MATERIAL FOR THIS EXERCISE:
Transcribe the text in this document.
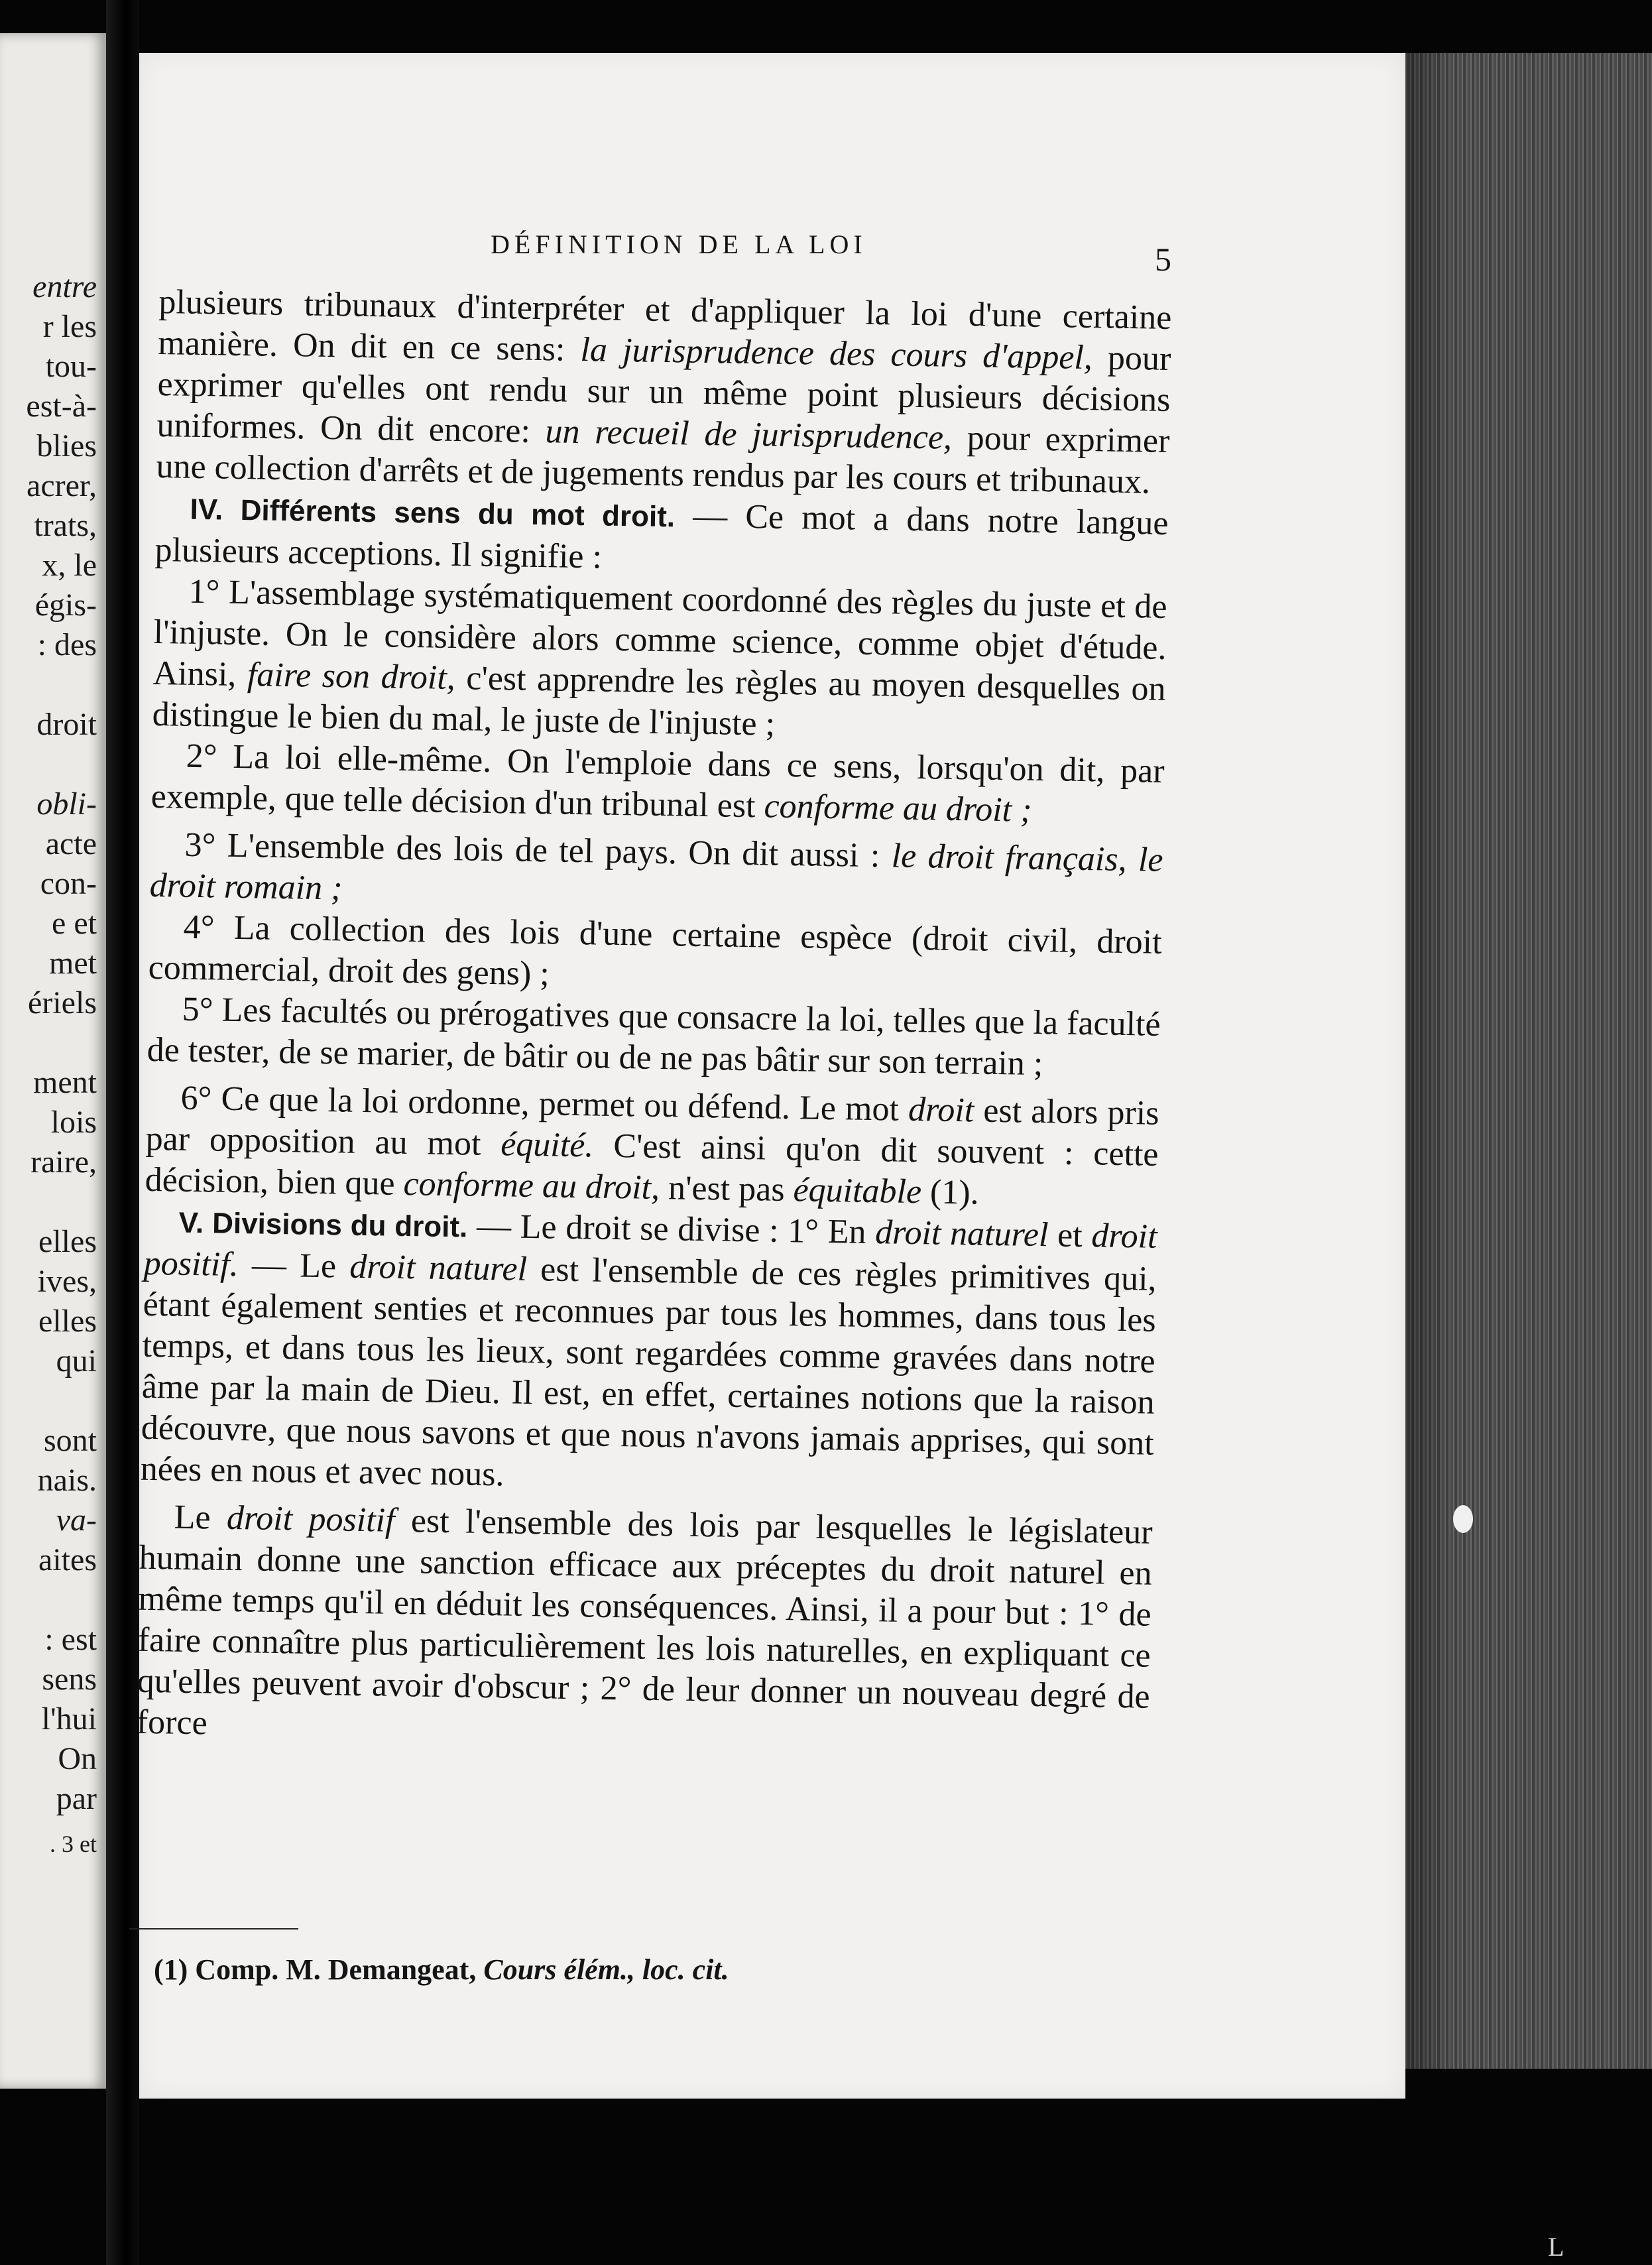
entre
r les
tou-
est-à-
blies
acrer,
trats,
x, le
égis-
: des
droit
obli-
acte
con-
e et
met
ériels
ment
lois
raire,
elles
ives,
elles
qui
sont
nais.
va-
aites
: est
sens
l'hui
On
par
. 3 et
DÉFINITION DE LA LOI	5

plusieurs tribunaux d'interpréter et d'appliquer la loi d'une certaine manière. On dit en ce sens: la jurisprudence des cours d'appel, pour exprimer qu'elles ont rendu sur un même point plusieurs décisions uniformes. On dit encore: un recueil de jurisprudence, pour exprimer une collection d'arrêts et de jugements rendus par les cours et tribunaux.

IV. Différents sens du mot droit. — Ce mot a dans notre langue plusieurs acceptions. Il signifie :

1° L'assemblage systématiquement coordonné des règles du juste et de l'injuste. On le considère alors comme science, comme objet d'étude. Ainsi, faire son droit, c'est apprendre les règles au moyen desquelles on distingue le bien du mal, le juste de l'injuste ;

2° La loi elle-même. On l'emploie dans ce sens, lorsqu'on dit, par exemple, que telle décision d'un tribunal est conforme au droit ;

3° L'ensemble des lois de tel pays. On dit aussi : le droit français, le droit romain ;

4° La collection des lois d'une certaine espèce (droit civil, droit commercial, droit des gens) ;

5° Les facultés ou prérogatives que consacre la loi, telles que la faculté de tester, de se marier, de bâtir ou de ne pas bâtir sur son terrain ;

6° Ce que la loi ordonne, permet ou défend. Le mot droit est alors pris par opposition au mot équité. C'est ainsi qu'on dit souvent : cette décision, bien que conforme au droit, n'est pas équitable (1).

V. Divisions du droit. — Le droit se divise : 1° En droit naturel et droit positif. — Le droit naturel est l'ensemble de ces règles primitives qui, étant également senties et reconnues par tous les hommes, dans tous les temps, et dans tous les lieux, sont regardées comme gravées dans notre âme par la main de Dieu. Il est, en effet, certaines notions que la raison découvre, que nous savons et que nous n'avons jamais apprises, qui sont nées en nous et avec nous.

Le droit positif est l'ensemble des lois par lesquelles le législateur humain donne une sanction efficace aux préceptes du droit naturel en même temps qu'il en déduit les conséquences. Ainsi, il a pour but : 1° de faire connaître plus particulièrement les lois naturelles, en expliquant ce qu'elles peuvent avoir d'obscur ; 2° de leur donner un nouveau degré de force

(1) Comp. M. Demangeat, Cours élém., loc. cit.
L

EXERCISE: The records above are to be reproduced exactly; the pictures are to be left out.

ANSWER FOR THIS EXERCISE:
Transcribe the text in this document.
entre
r les
tou-
est-à-
blies
acrer,
trats,
x, le
égis-
: des
droit
obli-
acte
con-
e et
met
ériels
ment
lois
raire,
elles
ives,
elles
qui
sont
nais.
va-
aites
: est
sens
l'hui
On
par
. 3 et
DÉFINITION DE LA LOI	5

plusieurs tribunaux d'interpréter et d'appliquer la loi d'une certaine manière. On dit en ce sens: la jurisprudence des cours d'appel, pour exprimer qu'elles ont rendu sur un même point plusieurs décisions uniformes. On dit encore: un recueil de jurisprudence, pour exprimer une collection d'arrêts et de jugements rendus par les cours et tribunaux.

IV. Différents sens du mot droit. — Ce mot a dans notre langue plusieurs acceptions. Il signifie :

1° L'assemblage systématiquement coordonné des règles du juste et de l'injuste. On le considère alors comme science, comme objet d'étude. Ainsi, faire son droit, c'est apprendre les règles au moyen desquelles on distingue le bien du mal, le juste de l'injuste ;

2° La loi elle-même. On l'emploie dans ce sens, lorsqu'on dit, par exemple, que telle décision d'un tribunal est conforme au droit ;

3° L'ensemble des lois de tel pays. On dit aussi : le droit français, le droit romain ;

4° La collection des lois d'une certaine espèce (droit civil, droit commercial, droit des gens) ;

5° Les facultés ou prérogatives que consacre la loi, telles que la faculté de tester, de se marier, de bâtir ou de ne pas bâtir sur son terrain ;

6° Ce que la loi ordonne, permet ou défend. Le mot droit est alors pris par opposition au mot équité. C'est ainsi qu'on dit souvent : cette décision, bien que conforme au droit, n'est pas équitable (1).

V. Divisions du droit. — Le droit se divise : 1° En droit naturel et droit positif. — Le droit naturel est l'ensemble de ces règles primitives qui, étant également senties et reconnues par tous les hommes, dans tous les temps, et dans tous les lieux, sont regardées comme gravées dans notre âme par la main de Dieu. Il est, en effet, certaines notions que la raison découvre, que nous savons et que nous n'avons jamais apprises, qui sont nées en nous et avec nous.

Le droit positif est l'ensemble des lois par lesquelles le législateur humain donne une sanction efficace aux préceptes du droit naturel en même temps qu'il en déduit les conséquences. Ainsi, il a pour but : 1° de faire connaître plus particulièrement les lois naturelles, en expliquant ce qu'elles peuvent avoir d'obscur ; 2° de leur donner un nouveau degré de force

(1) Comp. M. Demangeat, Cours élém., loc. cit.
L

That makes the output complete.